» SET PROBLEM
Search the material for "Number" and show all lines that contain it.

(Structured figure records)
((

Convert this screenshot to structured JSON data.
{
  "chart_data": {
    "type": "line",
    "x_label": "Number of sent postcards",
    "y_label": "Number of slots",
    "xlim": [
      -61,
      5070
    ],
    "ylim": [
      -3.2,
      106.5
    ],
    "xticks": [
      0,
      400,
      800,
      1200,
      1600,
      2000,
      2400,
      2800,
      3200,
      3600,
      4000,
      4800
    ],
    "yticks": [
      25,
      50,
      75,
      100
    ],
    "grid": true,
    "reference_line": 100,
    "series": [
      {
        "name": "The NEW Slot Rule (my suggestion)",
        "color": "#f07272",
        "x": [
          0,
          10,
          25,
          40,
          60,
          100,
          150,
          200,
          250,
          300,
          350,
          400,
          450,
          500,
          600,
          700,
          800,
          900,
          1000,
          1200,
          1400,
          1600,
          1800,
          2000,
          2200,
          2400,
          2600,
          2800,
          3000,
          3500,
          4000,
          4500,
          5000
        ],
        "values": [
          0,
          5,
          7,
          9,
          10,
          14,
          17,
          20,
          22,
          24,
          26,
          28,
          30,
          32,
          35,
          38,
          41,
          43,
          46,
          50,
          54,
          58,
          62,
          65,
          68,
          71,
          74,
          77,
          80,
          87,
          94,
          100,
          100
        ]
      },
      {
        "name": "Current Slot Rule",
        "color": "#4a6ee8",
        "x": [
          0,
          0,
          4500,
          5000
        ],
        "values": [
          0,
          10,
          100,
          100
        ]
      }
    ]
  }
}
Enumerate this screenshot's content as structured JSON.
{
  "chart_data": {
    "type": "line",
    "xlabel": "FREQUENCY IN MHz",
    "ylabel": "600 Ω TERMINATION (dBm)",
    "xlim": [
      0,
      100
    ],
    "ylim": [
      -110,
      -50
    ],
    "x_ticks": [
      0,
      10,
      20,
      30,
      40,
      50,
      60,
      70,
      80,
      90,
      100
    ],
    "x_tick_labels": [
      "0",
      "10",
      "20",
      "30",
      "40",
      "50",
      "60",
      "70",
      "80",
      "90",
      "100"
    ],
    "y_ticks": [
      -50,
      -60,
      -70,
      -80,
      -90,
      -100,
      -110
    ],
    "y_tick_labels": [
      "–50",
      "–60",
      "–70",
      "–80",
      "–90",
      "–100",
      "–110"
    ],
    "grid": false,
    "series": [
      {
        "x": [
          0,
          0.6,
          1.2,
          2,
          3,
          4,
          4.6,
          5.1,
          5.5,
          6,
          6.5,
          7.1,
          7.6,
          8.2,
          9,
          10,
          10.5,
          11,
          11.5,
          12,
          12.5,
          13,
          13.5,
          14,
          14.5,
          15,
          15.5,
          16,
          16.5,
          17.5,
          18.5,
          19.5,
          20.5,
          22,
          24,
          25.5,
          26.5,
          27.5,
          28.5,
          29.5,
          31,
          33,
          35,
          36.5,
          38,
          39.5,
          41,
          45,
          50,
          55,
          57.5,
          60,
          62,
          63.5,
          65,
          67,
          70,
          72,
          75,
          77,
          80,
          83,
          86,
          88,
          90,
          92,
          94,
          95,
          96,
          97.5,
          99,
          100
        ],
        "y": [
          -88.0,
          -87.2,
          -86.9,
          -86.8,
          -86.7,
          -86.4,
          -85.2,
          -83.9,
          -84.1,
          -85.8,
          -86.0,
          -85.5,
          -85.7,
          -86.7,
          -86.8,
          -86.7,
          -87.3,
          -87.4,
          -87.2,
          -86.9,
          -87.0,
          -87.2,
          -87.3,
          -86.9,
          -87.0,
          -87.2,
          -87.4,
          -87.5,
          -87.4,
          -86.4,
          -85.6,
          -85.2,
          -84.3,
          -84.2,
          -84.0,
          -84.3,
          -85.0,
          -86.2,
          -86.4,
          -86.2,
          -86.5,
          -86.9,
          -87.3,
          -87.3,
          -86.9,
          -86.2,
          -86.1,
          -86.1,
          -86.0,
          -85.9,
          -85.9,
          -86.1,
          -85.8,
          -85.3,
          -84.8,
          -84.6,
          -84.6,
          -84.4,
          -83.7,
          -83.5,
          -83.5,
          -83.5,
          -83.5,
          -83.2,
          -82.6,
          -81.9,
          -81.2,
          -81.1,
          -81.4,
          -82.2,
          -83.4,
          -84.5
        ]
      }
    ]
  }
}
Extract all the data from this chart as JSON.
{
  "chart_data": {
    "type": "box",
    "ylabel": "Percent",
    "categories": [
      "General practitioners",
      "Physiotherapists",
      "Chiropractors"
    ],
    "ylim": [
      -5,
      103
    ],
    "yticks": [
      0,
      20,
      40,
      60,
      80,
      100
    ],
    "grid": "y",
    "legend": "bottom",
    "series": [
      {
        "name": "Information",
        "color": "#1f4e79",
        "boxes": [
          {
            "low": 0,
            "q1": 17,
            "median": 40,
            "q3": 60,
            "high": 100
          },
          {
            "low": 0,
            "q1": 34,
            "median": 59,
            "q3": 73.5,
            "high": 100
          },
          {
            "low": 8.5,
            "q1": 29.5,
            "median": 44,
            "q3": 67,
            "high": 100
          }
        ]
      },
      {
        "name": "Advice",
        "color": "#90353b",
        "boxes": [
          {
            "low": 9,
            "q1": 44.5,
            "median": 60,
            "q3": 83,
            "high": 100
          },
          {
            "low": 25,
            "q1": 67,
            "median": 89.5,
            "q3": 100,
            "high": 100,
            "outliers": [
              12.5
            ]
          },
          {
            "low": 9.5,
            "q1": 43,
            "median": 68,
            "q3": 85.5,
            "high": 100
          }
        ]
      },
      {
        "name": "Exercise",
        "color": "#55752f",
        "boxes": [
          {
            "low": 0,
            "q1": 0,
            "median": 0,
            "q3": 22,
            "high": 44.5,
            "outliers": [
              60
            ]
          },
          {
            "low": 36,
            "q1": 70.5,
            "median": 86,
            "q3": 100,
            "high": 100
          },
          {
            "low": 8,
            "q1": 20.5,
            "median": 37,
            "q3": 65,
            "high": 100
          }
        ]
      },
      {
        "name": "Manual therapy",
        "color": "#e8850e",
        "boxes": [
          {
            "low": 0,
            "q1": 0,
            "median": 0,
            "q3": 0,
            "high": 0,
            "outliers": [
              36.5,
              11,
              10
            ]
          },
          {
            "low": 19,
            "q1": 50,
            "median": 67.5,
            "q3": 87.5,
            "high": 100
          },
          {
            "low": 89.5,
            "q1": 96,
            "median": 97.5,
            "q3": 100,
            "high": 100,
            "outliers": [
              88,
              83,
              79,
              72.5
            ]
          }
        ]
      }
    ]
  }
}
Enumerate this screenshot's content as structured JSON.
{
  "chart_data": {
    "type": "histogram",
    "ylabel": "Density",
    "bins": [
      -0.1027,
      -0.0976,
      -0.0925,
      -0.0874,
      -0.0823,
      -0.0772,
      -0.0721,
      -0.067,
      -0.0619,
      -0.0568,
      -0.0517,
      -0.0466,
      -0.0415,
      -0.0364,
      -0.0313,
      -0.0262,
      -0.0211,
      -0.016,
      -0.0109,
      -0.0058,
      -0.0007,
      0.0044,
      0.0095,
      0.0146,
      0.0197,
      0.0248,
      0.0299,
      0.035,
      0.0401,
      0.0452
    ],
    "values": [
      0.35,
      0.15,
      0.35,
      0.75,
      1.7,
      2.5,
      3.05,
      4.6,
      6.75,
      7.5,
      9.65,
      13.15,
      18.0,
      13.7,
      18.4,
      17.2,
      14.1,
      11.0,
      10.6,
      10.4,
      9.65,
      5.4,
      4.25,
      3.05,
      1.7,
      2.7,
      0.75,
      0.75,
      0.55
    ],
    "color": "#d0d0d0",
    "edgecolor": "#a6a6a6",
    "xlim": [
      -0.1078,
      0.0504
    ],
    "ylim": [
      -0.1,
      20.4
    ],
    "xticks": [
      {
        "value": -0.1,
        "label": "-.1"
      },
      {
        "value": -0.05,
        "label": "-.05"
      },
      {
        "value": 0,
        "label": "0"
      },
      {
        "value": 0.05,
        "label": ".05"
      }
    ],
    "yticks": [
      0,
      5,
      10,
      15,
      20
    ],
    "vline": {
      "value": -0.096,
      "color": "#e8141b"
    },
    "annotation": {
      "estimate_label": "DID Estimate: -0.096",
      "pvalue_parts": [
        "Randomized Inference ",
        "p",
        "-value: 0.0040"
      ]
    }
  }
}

))

» ANSWER TO THE EXERCISE
    "x_label": "Number of sent postcards",
    "y_label": "Number of slots",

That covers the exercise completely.